— START OF DATA SUPPLIED —

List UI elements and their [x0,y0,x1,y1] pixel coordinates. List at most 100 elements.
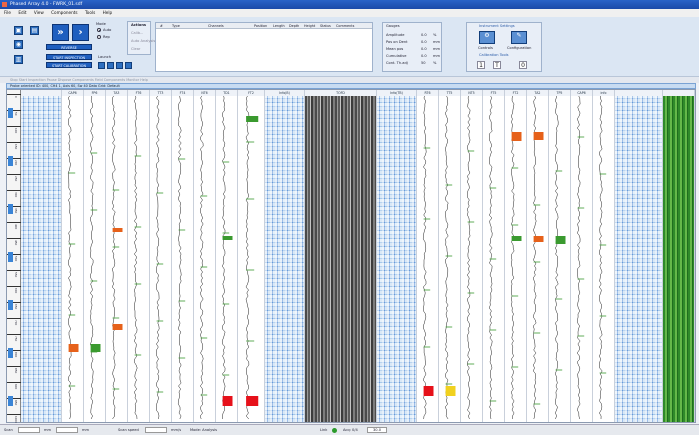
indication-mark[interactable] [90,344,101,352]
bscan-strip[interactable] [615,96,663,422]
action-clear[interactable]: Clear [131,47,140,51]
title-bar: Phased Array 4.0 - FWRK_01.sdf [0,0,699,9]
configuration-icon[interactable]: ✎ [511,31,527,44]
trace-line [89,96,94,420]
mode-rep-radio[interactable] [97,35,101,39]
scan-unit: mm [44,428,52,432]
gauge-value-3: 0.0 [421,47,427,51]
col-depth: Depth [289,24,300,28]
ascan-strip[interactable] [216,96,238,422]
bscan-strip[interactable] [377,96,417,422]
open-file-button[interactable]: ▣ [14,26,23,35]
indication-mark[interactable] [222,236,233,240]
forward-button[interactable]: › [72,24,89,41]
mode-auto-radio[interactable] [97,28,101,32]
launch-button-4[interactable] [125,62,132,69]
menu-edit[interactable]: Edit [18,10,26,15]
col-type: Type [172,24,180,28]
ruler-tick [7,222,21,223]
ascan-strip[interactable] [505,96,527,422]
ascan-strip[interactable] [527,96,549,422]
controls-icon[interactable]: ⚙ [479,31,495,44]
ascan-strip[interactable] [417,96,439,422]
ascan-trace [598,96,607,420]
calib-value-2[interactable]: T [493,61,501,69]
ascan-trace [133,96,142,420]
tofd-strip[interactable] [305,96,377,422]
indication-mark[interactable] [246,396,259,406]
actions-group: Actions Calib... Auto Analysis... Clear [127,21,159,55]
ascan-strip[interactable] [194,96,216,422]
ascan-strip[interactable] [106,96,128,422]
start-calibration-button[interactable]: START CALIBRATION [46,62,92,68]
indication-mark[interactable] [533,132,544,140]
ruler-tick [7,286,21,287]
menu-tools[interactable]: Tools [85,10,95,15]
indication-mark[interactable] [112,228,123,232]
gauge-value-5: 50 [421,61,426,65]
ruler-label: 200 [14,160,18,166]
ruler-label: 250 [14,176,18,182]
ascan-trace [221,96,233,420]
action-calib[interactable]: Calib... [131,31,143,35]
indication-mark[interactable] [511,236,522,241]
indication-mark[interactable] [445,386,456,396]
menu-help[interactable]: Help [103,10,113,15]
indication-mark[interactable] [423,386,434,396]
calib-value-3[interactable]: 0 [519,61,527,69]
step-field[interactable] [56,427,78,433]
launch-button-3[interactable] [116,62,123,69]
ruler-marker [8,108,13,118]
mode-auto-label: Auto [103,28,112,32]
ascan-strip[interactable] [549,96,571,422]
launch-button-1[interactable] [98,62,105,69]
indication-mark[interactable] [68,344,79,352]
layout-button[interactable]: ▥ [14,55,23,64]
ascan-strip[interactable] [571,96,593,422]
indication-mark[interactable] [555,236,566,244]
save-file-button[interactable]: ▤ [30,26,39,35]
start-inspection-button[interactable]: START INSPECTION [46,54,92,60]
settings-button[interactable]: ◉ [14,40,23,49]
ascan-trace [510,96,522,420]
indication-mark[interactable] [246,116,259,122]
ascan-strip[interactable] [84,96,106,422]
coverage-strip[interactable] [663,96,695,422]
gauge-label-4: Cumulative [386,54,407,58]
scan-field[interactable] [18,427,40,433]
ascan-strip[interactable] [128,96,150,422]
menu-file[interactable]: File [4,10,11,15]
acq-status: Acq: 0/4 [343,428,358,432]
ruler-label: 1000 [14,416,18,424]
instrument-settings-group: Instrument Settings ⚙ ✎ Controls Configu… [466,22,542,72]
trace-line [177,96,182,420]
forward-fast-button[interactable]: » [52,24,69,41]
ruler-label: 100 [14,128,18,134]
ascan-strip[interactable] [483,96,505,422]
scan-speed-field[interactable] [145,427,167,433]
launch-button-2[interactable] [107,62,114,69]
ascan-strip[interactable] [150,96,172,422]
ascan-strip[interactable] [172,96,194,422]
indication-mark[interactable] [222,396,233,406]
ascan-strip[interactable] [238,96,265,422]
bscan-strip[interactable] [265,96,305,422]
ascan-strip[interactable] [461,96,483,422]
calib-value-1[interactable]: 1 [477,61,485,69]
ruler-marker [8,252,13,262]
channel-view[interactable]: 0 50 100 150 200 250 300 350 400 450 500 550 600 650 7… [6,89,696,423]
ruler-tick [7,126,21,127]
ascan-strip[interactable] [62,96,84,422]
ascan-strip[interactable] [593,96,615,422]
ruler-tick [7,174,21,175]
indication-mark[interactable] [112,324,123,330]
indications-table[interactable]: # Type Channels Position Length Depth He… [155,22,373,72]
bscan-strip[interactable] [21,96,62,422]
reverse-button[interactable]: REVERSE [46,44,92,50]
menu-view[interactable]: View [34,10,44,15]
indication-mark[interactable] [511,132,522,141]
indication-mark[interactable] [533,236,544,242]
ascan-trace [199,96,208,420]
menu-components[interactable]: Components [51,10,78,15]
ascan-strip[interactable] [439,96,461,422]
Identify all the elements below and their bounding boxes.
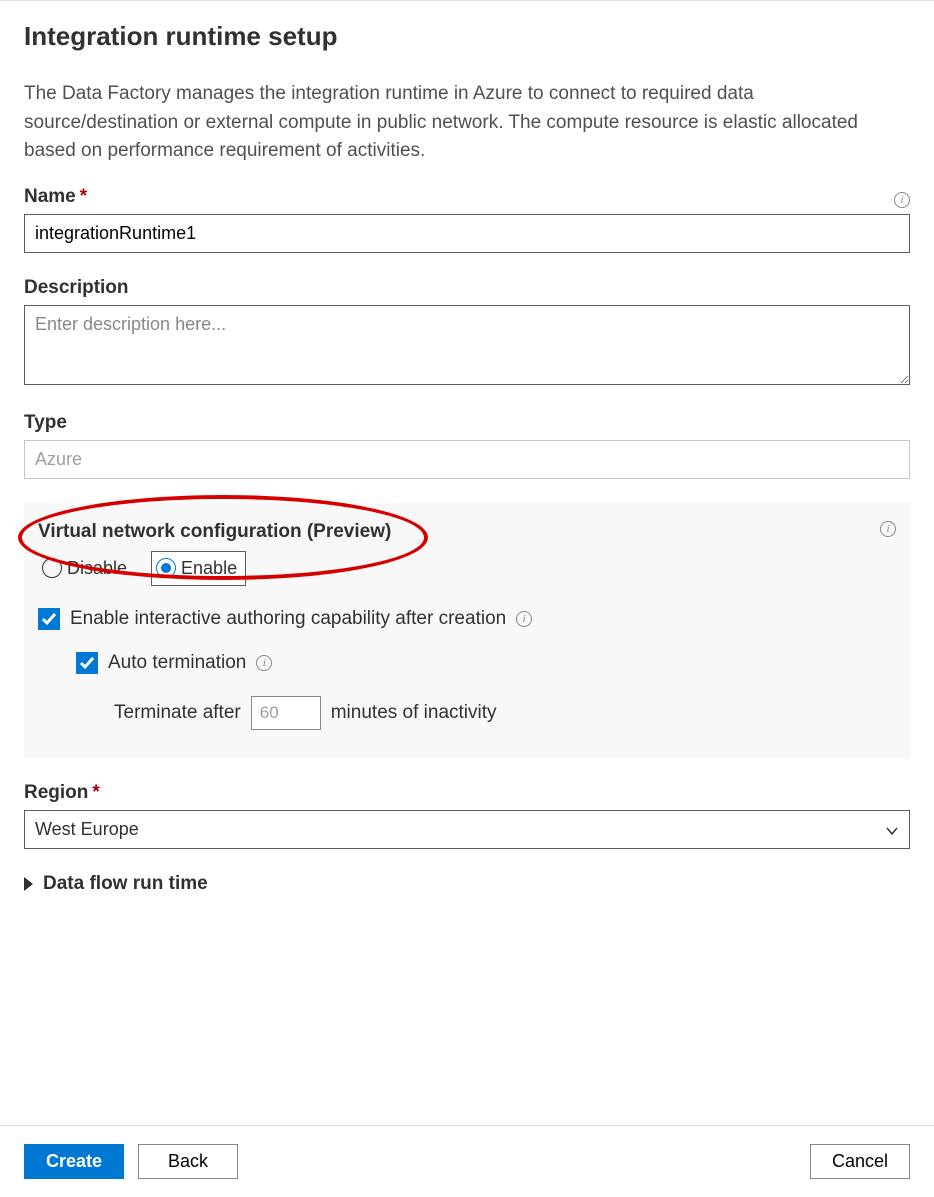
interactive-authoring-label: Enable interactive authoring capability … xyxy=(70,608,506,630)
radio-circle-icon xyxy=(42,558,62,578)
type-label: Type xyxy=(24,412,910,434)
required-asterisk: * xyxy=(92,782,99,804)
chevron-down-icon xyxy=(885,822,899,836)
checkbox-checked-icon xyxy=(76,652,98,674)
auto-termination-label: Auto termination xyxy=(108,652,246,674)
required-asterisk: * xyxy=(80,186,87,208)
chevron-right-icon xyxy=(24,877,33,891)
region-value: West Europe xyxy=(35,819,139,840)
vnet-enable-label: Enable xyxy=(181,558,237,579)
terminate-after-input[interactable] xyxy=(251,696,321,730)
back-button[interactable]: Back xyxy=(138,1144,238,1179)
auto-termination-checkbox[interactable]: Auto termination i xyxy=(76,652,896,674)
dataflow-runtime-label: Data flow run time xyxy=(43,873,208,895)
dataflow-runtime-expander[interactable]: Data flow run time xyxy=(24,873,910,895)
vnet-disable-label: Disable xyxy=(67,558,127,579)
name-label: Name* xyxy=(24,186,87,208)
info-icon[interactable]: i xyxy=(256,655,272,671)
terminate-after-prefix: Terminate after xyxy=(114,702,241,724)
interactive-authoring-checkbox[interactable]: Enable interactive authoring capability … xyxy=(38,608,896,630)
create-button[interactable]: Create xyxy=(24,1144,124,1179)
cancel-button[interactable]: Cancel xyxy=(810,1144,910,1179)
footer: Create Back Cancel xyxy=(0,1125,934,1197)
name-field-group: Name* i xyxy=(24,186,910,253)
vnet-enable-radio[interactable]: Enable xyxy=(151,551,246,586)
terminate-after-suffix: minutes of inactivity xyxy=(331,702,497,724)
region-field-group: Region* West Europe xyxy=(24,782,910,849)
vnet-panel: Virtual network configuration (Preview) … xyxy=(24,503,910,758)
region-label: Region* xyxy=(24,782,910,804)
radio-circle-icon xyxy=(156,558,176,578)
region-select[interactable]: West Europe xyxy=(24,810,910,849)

— END OF DATA SUPPLIED —

● **PROBLEM DETAILS**: Format all the material above as a Markdown table with two columns, Row and Line, giving each line its own numbered row and leaving out blank lines. Omit the pictures.

● **FULL SOLUTION**:
| Row | Line |
|---|---|
| 1 | List UI elements and their [x0,y0,x1,y1] pixel coordinates. List at most 100 elements. |
| 2 | indication-mark[interactable] [90,344,101,352] |
| 3 | bscan-strip[interactable] [615,96,663,422] |
| 4 | action-clear[interactable]: Clear [131,47,140,51] |
| 5 | title-bar: Phased Array 4.0 - FWRK_01.sdf [0,0,699,9] |
| 6 | configuration-icon[interactable]: ✎ [511,31,527,44] |
| 7 | trace-line [89,96,94,420] |
| 8 | mode-rep-radio[interactable] [97,35,101,39] |
| 9 | scan-unit: mm [44,428,52,432] |
| 10 | gauge-value-3: 0.0 [421,47,427,51] |
| 11 | col-depth: Depth [289,24,300,28] |
| 12 | ascan-strip[interactable] [216,96,238,422] |
| 13 | bscan-strip[interactable] [377,96,417,422] |
| 14 | open-file-button[interactable]: ▣ [14,26,23,35] |
| 15 | indication-mark[interactable] [222,236,233,240] |
| 16 | forward-button[interactable]: › [72,24,89,41] |
| 17 | mode-auto-radio[interactable] [97,28,101,32] |
| 18 | launch-button-4[interactable] [125,62,132,69] |
| 19 | menu-edit[interactable]: Edit [18,10,26,15] |
| 20 | col-type: Type [172,24,180,28] |
| 21 | ruler-tick [7,222,21,223] |
| 22 | ascan-strip[interactable] [505,96,527,422] |
| 23 | ascan-strip[interactable] [527,96,549,422] |
| 24 | controls-icon[interactable]: ⚙ [479,31,495,44] |
| 25 | ascan-strip[interactable] [417,96,439,422] |
| 26 | ascan-trace [598,96,607,420] |
| 27 | calib-value-2[interactable]: T [493,61,501,69] |
| 28 | ascan-trace [133,96,142,420] |
| 29 | tofd-strip[interactable] [305,96,377,422] |
| 30 | indication-mark[interactable] [246,396,259,406] |
| 31 | actions-group: Actions Calib... Auto Analysis... Clear [127,21,159,55] |
| 32 | ascan-strip[interactable] [194,96,216,422] |
| 33 | ascan-strip[interactable] [106,96,128,422] |
| 34 | start-calibration-button[interactable]: START CALIBRATION [46,62,92,68] |
| 35 | indication-mark[interactable] [533,132,544,140] |
| 36 | ruler-tick [7,286,21,287] |
| 37 | menu-tools[interactable]: Tools [85,10,95,15] |
| 38 | indication-mark[interactable] [112,228,123,232] |
| 39 | gauge-value-5: 50 [421,61,426,65] |
| 40 | ruler-label: 200 [14,160,18,166] |
| 41 | ruler-label: 250 [14,176,18,182] |
| 42 | ascan-trace [221,96,233,420] |
| 43 | action-calib[interactable]: Calib... [131,31,143,35] |
| 44 | indication-mark[interactable] [511,236,522,241] |
| 45 | indication-mark[interactable] [445,386,456,396] |
| 46 | menu-help[interactable]: Help [103,10,113,15] |
| 47 | indication-mark[interactable] [423,386,434,396] |
| 48 | calib-value-3[interactable]: 0 [519,61,527,69] |
| 49 | step-field[interactable] [56,427,78,433] |
| 50 | launch-button-3[interactable] [116,62,123,69] |
| 51 | ruler-marker [8,108,13,118] |
| 52 | mode-auto-label: Auto [103,28,112,32] |
| 53 | ascan-strip[interactable] [549,96,571,422] |
| 54 | launch-button-1[interactable] [98,62,105,69] |
| 55 | indication-mark[interactable] [68,344,79,352] |
| 56 | layout-button[interactable]: ▥ [14,55,23,64] |
| 57 | ascan-strip[interactable] [571,96,593,422] |
| 58 | indication-mark[interactable] [555,236,566,244] |
| 59 | save-file-button[interactable]: ▤ [30,26,39,35] |
| 60 | start-inspection-button[interactable]: START INSPECTION [46,54,92,60] |
| 61 | settings-button[interactable]: ◉ [14,40,23,49] |
| 62 | ascan-trace [510,96,522,420] |
| 63 | indication-mark[interactable] [246,116,259,122] |
| 64 | ascan-strip[interactable] [84,96,106,422] |
| 65 | coverage-strip[interactable] [663,96,695,422] |
| 66 | gauge-label-4: Cumulative [386,54,407,58] |
| 67 | scan-field[interactable] [18,427,40,433] |
| 68 | ascan-strip[interactable] [128,96,150,422] |
| 69 | menu-file[interactable]: File [4,10,11,15] |
| 70 | acq-status: Acq: 0/4 [343,428,358,432] |
| 71 | ruler-label: 1000 [14,416,18,424] |
| 72 | instrument-settings-group: Instrument Settings ⚙ ✎ Controls Configu… [466,22,542,72] |
| 73 | trace-line [177,96,182,420] |
| 74 | forward-fast-button[interactable]: » [52,24,69,41] |
| 75 | ruler-label: 100 [14,128,18,134] |
| 76 | ascan-strip[interactable] [483,96,505,422] |
| 77 | scan-speed-field[interactable] [145,427,167,433] |
| 78 | launch-button-2[interactable] [107,62,114,69] |
| 79 | ascan-strip[interactable] [150,96,172,422] |
| 80 | ascan-strip[interactable] [172,96,194,422] |
| 81 | indication-mark[interactable] [222,396,233,406] |
| 82 | ascan-strip[interactable] [238,96,265,422] |
| 83 | bscan-strip[interactable] [265,96,305,422] |
| 84 | ascan-strip[interactable] [461,96,483,422] |
| 85 | calib-value-1[interactable]: 1 [477,61,485,69] |
| 86 | ruler-marker [8,252,13,262] |
| 87 | channel-view[interactable]: 0 50 100 150 200 250 300 350 400 450 500 550 600 650 7… [6,89,696,423] |
| 88 | ruler-tick [7,126,21,127] |
| 89 | ascan-strip[interactable] [62,96,84,422] |
| 90 | ascan-strip[interactable] [593,96,615,422] |
| 91 | ruler-tick [7,174,21,175] |
| 92 | indication-mark[interactable] [112,324,123,330] |
| 93 | indications-table[interactable]: # Type Channels Position Length Depth He… [155,22,373,72] |
| 94 | bscan-strip[interactable] [21,96,62,422] |
| 95 | reverse-button[interactable]: REVERSE [46,44,92,50] |
| 96 | menu-view[interactable]: View [34,10,44,15] |
| 97 | indication-mark[interactable] [511,132,522,141] |
| 98 | indication-mark[interactable] [533,236,544,242] |
| 99 | ascan-trace [199,96,208,420] |
| 100 | menu-components[interactable]: Components [51,10,78,15] |
| 101 | ascan-strip[interactable] [439,96,461,422] |
| 102 | Identify all the elements below and their bounding boxes. |
| 103 | interactive-authoring-label: Enable interactive authoring capability … xyxy=(70,608,506,630) |
| 104 | radio-circle-icon xyxy=(42,558,62,578) |
| 105 | type-label: Type xyxy=(24,412,910,434) |
| 106 | required-asterisk: * xyxy=(92,782,99,804) |
| 107 | chevron-down-icon xyxy=(885,822,899,836) |
| 108 | checkbox-checked-icon xyxy=(76,652,98,674) |
| 109 | auto-termination-label: Auto termination xyxy=(108,652,246,674) |
| 110 | required-asterisk: * xyxy=(80,186,87,208) |
| 111 | chevron-right-icon xyxy=(24,877,33,891) |
| 112 | region-value: West Europe xyxy=(35,819,139,840) |
| 113 | vnet-enable-label: Enable xyxy=(181,558,237,579) |
| 114 | terminate-after-input[interactable] xyxy=(251,696,321,730) |
| 115 | back-button[interactable]: Back xyxy=(138,1144,238,1179) |
| 116 | auto-termination-checkbox[interactable]: Auto termination i xyxy=(76,652,896,674) |
| 117 | dataflow-runtime-label: Data flow run time xyxy=(43,873,208,895) |
| 118 | dataflow-runtime-expander[interactable]: Data flow run time xyxy=(24,873,910,895) |
| 119 | vnet-disable-label: Disable xyxy=(67,558,127,579) |
| 120 | name-label: Name* xyxy=(24,186,87,208) |
| 121 | info-icon[interactable]: i xyxy=(256,655,272,671) |
| 122 | terminate-after-prefix: Terminate after xyxy=(114,702,241,724) |
| 123 | interactive-authoring-checkbox[interactable]: Enable interactive authoring capability … xyxy=(38,608,896,630) |
| 124 | create-button[interactable]: Create xyxy=(24,1144,124,1179) |
| 125 | cancel-button[interactable]: Cancel xyxy=(810,1144,910,1179) |
| 126 | footer: Create Back Cancel xyxy=(0,1125,934,1197) |
| 127 | name-field-group: Name* i xyxy=(24,186,910,253) |
| 128 | vnet-enable-radio[interactable]: Enable xyxy=(151,551,246,586) |
| 129 | terminate-after-suffix: minutes of inactivity xyxy=(331,702,497,724) |
| 130 | region-field-group: Region* West Europe xyxy=(24,782,910,849) |
| 131 | vnet-panel: Virtual network configuration (Preview) … xyxy=(24,503,910,758) |
| 132 | region-label: Region* xyxy=(24,782,910,804) |
| 133 | radio-circle-icon xyxy=(156,558,176,578) |
| 134 | region-select[interactable]: West Europe xyxy=(24,810,910,849) |